TO BE DONE:
Below you will find a set of lines. Repeat them all exactly.

RECORD EXCERPTS:
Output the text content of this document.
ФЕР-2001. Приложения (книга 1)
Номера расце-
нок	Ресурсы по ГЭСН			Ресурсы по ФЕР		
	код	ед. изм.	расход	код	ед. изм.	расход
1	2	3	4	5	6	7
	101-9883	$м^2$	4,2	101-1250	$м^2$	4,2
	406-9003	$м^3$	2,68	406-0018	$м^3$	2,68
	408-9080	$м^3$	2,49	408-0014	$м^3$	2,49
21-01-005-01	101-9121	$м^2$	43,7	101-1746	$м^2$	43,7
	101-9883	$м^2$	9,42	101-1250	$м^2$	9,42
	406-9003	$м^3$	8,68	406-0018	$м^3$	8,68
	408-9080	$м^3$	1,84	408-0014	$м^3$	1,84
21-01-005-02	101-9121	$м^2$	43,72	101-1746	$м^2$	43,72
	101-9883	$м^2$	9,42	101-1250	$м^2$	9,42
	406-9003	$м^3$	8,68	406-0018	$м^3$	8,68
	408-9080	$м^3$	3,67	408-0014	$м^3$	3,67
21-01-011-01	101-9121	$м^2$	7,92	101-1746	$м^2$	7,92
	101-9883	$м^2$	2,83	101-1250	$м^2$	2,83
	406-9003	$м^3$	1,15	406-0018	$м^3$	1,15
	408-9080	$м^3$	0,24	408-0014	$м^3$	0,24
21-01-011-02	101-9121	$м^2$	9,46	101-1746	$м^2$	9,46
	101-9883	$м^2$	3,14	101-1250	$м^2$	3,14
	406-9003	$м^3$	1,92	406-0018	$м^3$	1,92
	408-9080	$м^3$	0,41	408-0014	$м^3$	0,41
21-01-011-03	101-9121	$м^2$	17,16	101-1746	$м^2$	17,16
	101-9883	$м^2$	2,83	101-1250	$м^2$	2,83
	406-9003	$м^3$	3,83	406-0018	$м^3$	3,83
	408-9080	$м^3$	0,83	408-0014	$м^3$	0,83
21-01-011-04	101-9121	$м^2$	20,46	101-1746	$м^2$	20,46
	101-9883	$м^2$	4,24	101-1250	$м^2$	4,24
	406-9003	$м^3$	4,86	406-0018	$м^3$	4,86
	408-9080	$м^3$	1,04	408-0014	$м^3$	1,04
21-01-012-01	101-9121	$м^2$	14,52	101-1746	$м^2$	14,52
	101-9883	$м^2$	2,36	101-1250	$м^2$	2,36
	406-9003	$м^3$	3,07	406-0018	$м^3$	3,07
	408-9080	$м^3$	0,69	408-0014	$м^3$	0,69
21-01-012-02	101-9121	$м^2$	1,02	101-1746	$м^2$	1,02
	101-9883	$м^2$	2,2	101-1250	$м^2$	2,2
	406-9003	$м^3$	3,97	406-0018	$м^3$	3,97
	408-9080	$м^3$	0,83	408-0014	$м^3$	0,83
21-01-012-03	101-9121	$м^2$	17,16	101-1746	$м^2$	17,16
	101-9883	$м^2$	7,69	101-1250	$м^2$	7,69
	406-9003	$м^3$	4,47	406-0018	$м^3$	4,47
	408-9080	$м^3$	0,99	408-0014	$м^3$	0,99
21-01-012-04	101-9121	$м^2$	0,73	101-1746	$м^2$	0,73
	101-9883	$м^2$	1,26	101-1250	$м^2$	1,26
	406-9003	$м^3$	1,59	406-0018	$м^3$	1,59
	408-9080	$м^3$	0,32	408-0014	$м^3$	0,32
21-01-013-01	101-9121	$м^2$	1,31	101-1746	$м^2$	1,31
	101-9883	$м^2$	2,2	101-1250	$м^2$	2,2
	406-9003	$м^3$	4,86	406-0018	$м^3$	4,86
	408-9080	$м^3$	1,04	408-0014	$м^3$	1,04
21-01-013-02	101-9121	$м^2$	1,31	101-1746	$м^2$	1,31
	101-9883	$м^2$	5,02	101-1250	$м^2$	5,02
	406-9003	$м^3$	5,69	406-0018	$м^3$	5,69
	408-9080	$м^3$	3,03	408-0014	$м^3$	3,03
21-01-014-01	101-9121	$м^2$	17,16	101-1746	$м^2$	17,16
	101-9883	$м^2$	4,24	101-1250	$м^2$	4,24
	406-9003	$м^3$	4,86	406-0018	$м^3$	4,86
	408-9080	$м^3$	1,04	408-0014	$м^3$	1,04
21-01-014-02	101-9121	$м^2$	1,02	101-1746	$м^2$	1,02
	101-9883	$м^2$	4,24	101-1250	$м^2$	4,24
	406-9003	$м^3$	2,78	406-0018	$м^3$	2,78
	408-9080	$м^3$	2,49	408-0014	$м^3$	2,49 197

ANSWER TO THIS TASK:
Output the text content of this document.
ФЕР-2001. Приложения (книга 1)
Номера расце-
нок	Ресурсы по ГЭСН			Ресурсы по ФЕР		
	код	ед. изм.	расход	код	ед. изм.	расход
1	2	3	4	5	6	7
	101-9883	$м^2$	4,2	101-1250	$м^2$	4,2
	406-9003	$м^3$	2,68	406-0018	$м^3$	2,68
	408-9080	$м^3$	2,49	408-0014	$м^3$	2,49
21-01-005-01	101-9121	$м^2$	43,7	101-1746	$м^2$	43,7
	101-9883	$м^2$	9,42	101-1250	$м^2$	9,42
	406-9003	$м^3$	8,68	406-0018	$м^3$	8,68
	408-9080	$м^3$	1,84	408-0014	$м^3$	1,84
21-01-005-02	101-9121	$м^2$	43,72	101-1746	$м^2$	43,72
	101-9883	$м^2$	9,42	101-1250	$м^2$	9,42
	406-9003	$м^3$	8,68	406-0018	$м^3$	8,68
	408-9080	$м^3$	3,67	408-0014	$м^3$	3,67
21-01-011-01	101-9121	$м^2$	7,92	101-1746	$м^2$	7,92
	101-9883	$м^2$	2,83	101-1250	$м^2$	2,83
	406-9003	$м^3$	1,15	406-0018	$м^3$	1,15
	408-9080	$м^3$	0,24	408-0014	$м^3$	0,24
21-01-011-02	101-9121	$м^2$	9,46	101-1746	$м^2$	9,46
	101-9883	$м^2$	3,14	101-1250	$м^2$	3,14
	406-9003	$м^3$	1,92	406-0018	$м^3$	1,92
	408-9080	$м^3$	0,41	408-0014	$м^3$	0,41
21-01-011-03	101-9121	$м^2$	17,16	101-1746	$м^2$	17,16
	101-9883	$м^2$	2,83	101-1250	$м^2$	2,83
	406-9003	$м^3$	3,83	406-0018	$м^3$	3,83
	408-9080	$м^3$	0,83	408-0014	$м^3$	0,83
21-01-011-04	101-9121	$м^2$	20,46	101-1746	$м^2$	20,46
	101-9883	$м^2$	4,24	101-1250	$м^2$	4,24
	406-9003	$м^3$	4,86	406-0018	$м^3$	4,86
	408-9080	$м^3$	1,04	408-0014	$м^3$	1,04
21-01-012-01	101-9121	$м^2$	14,52	101-1746	$м^2$	14,52
	101-9883	$м^2$	2,36	101-1250	$м^2$	2,36
	406-9003	$м^3$	3,07	406-0018	$м^3$	3,07
	408-9080	$м^3$	0,69	408-0014	$м^3$	0,69
21-01-012-02	101-9121	$м^2$	1,02	101-1746	$м^2$	1,02
	101-9883	$м^2$	2,2	101-1250	$м^2$	2,2
	406-9003	$м^3$	3,97	406-0018	$м^3$	3,97
	408-9080	$м^3$	0,83	408-0014	$м^3$	0,83
21-01-012-03	101-9121	$м^2$	17,16	101-1746	$м^2$	17,16
	101-9883	$м^2$	7,69	101-1250	$м^2$	7,69
	406-9003	$м^3$	4,47	406-0018	$м^3$	4,47
	408-9080	$м^3$	0,99	408-0014	$м^3$	0,99
21-01-012-04	101-9121	$м^2$	0,73	101-1746	$м^2$	0,73
	101-9883	$м^2$	1,26	101-1250	$м^2$	1,26
	406-9003	$м^3$	1,59	406-0018	$м^3$	1,59
	408-9080	$м^3$	0,32	408-0014	$м^3$	0,32
21-01-013-01	101-9121	$м^2$	1,31	101-1746	$м^2$	1,31
	101-9883	$м^2$	2,2	101-1250	$м^2$	2,2
	406-9003	$м^3$	4,86	406-0018	$м^3$	4,86
	408-9080	$м^3$	1,04	408-0014	$м^3$	1,04
21-01-013-02	101-9121	$м^2$	1,31	101-1746	$м^2$	1,31
	101-9883	$м^2$	5,02	101-1250	$м^2$	5,02
	406-9003	$м^3$	5,69	406-0018	$м^3$	5,69
	408-9080	$м^3$	3,03	408-0014	$м^3$	3,03
21-01-014-01	101-9121	$м^2$	17,16	101-1746	$м^2$	17,16
	101-9883	$м^2$	4,24	101-1250	$м^2$	4,24
	406-9003	$м^3$	4,86	406-0018	$м^3$	4,86
	408-9080	$м^3$	1,04	408-0014	$м^3$	1,04
21-01-014-02	101-9121	$м^2$	1,02	101-1746	$м^2$	1,02
	101-9883	$м^2$	4,24	101-1250	$м^2$	4,24
	406-9003	$м^3$	2,78	406-0018	$м^3$	2,78
	408-9080	$м^3$	2,49	408-0014	$м^3$	2,49 197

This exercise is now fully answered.